Records contained in a dataset
──────

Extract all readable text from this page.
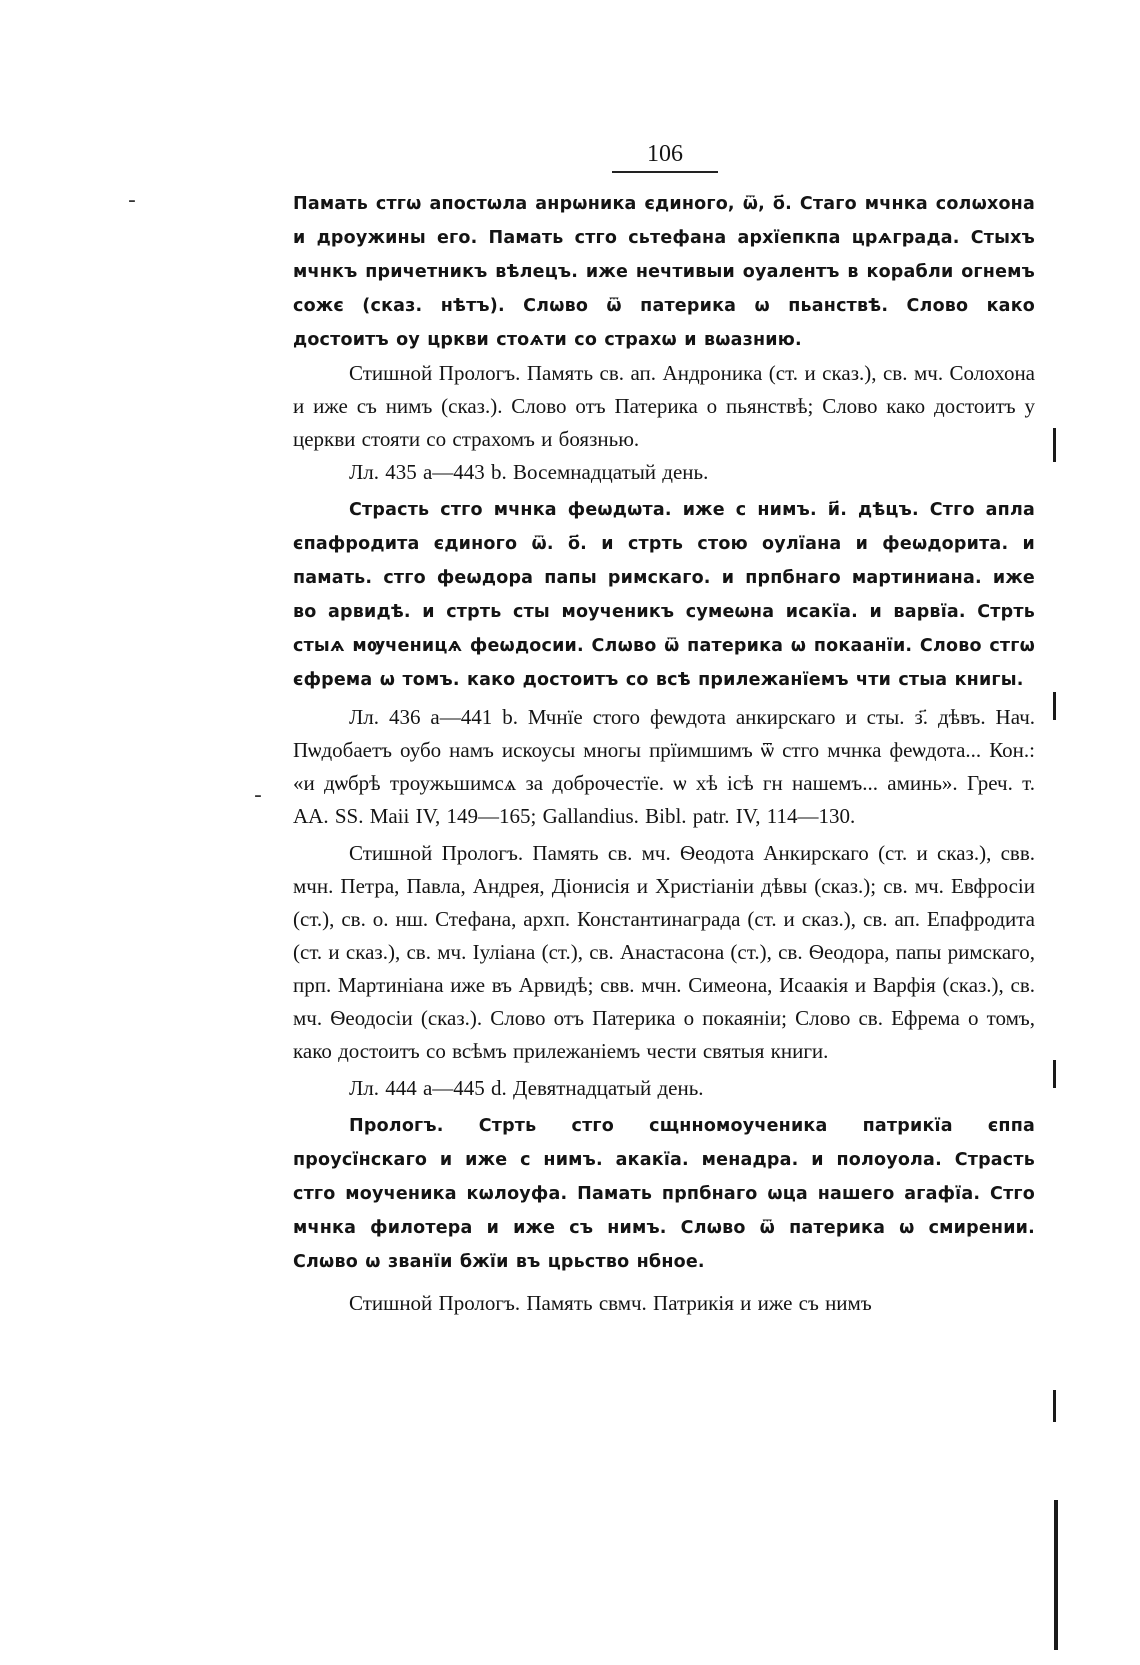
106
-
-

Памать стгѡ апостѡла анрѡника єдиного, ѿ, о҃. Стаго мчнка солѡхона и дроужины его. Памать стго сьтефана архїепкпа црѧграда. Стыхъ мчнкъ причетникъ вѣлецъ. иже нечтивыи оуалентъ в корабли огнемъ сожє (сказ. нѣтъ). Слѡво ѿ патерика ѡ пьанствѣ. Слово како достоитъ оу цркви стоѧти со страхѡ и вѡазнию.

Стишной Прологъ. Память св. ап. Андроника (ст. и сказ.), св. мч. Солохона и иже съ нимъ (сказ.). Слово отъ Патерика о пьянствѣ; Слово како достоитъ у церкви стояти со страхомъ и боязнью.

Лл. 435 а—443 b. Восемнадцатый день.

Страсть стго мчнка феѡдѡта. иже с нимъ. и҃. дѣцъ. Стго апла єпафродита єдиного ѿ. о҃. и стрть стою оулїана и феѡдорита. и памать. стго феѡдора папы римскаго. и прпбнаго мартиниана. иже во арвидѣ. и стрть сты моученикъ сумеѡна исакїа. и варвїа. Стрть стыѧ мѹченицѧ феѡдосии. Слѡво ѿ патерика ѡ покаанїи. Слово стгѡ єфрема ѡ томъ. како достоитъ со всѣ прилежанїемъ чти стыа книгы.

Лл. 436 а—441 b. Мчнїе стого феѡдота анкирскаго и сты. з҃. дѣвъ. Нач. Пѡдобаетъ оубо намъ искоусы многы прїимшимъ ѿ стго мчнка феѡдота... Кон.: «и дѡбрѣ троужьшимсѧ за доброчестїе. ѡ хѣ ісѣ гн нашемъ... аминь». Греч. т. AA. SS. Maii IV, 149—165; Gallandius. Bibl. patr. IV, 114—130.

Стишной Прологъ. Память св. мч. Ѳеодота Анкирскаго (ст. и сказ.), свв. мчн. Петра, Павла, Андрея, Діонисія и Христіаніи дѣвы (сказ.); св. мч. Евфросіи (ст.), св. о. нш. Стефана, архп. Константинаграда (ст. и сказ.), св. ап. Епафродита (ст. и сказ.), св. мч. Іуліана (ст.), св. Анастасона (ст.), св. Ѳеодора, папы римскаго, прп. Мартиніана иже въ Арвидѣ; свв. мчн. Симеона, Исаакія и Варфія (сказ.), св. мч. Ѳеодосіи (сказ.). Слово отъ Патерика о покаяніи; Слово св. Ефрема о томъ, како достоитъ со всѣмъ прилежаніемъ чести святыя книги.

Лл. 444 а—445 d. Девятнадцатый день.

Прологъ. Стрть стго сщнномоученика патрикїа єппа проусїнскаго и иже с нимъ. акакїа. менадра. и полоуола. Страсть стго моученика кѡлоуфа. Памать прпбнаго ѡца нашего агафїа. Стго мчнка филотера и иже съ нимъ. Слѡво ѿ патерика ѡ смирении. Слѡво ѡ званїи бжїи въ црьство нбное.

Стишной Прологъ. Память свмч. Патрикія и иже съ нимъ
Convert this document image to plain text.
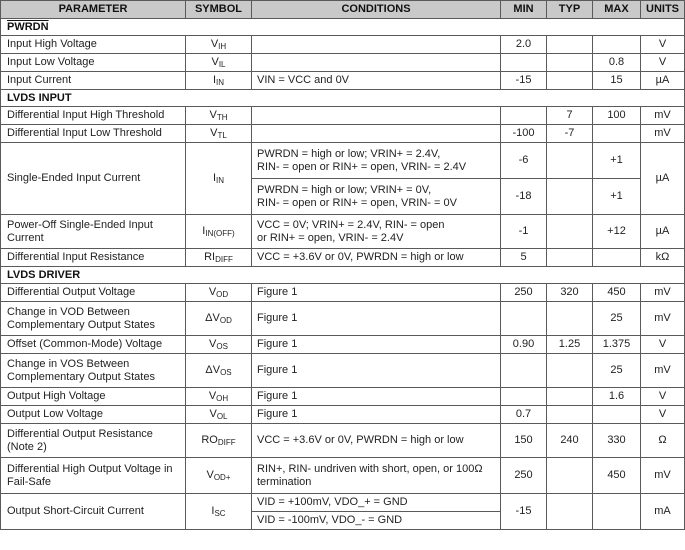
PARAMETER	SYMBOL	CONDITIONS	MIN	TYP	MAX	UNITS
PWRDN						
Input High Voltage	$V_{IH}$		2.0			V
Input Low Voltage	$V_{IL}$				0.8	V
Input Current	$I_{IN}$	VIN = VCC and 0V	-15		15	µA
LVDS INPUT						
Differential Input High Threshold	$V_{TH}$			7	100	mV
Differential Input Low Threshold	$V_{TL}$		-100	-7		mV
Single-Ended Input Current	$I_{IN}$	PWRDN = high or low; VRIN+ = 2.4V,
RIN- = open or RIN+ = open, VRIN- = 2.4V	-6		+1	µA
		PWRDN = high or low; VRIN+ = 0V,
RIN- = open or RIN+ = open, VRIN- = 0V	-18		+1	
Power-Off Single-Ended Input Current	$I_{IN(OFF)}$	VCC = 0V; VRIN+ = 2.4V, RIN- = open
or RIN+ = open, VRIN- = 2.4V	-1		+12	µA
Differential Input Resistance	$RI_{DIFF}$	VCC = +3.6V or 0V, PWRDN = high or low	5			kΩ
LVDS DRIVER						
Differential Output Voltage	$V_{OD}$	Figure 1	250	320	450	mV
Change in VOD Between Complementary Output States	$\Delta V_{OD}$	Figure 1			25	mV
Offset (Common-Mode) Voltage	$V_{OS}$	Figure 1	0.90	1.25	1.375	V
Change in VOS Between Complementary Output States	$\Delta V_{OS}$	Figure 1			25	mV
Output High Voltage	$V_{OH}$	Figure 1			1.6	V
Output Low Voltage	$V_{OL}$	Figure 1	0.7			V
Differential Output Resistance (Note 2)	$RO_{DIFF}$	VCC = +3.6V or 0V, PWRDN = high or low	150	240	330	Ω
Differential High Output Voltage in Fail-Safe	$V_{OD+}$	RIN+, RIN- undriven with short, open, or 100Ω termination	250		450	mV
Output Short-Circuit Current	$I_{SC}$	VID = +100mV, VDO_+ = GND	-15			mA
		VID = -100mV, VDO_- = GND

──────

What you will do: Only the lines from the one containing "Convert this document image to plain text." through the last line of the records above should be repeated, exactly and without pictures.

Response to this task:
Convert this document image to plain text.
PARAMETER	SYMBOL	CONDITIONS	MIN	TYP	MAX	UNITS
PWRDN						
Input High Voltage	$V_{IH}$		2.0			V
Input Low Voltage	$V_{IL}$				0.8	V
Input Current	$I_{IN}$	VIN = VCC and 0V	-15		15	µA
LVDS INPUT						
Differential Input High Threshold	$V_{TH}$			7	100	mV
Differential Input Low Threshold	$V_{TL}$		-100	-7		mV
Single-Ended Input Current	$I_{IN}$	PWRDN = high or low; VRIN+ = 2.4V,
RIN- = open or RIN+ = open, VRIN- = 2.4V	-6		+1	µA
		PWRDN = high or low; VRIN+ = 0V,
RIN- = open or RIN+ = open, VRIN- = 0V	-18		+1	
Power-Off Single-Ended Input Current	$I_{IN(OFF)}$	VCC = 0V; VRIN+ = 2.4V, RIN- = open
or RIN+ = open, VRIN- = 2.4V	-1		+12	µA
Differential Input Resistance	$RI_{DIFF}$	VCC = +3.6V or 0V, PWRDN = high or low	5			kΩ
LVDS DRIVER						
Differential Output Voltage	$V_{OD}$	Figure 1	250	320	450	mV
Change in VOD Between Complementary Output States	$\Delta V_{OD}$	Figure 1			25	mV
Offset (Common-Mode) Voltage	$V_{OS}$	Figure 1	0.90	1.25	1.375	V
Change in VOS Between Complementary Output States	$\Delta V_{OS}$	Figure 1			25	mV
Output High Voltage	$V_{OH}$	Figure 1			1.6	V
Output Low Voltage	$V_{OL}$	Figure 1	0.7			V
Differential Output Resistance (Note 2)	$RO_{DIFF}$	VCC = +3.6V or 0V, PWRDN = high or low	150	240	330	Ω
Differential High Output Voltage in Fail-Safe	$V_{OD+}$	RIN+, RIN- undriven with short, open, or 100Ω termination	250		450	mV
Output Short-Circuit Current	$I_{SC}$	VID = +100mV, VDO_+ = GND	-15			mA
		VID = -100mV, VDO_- = GND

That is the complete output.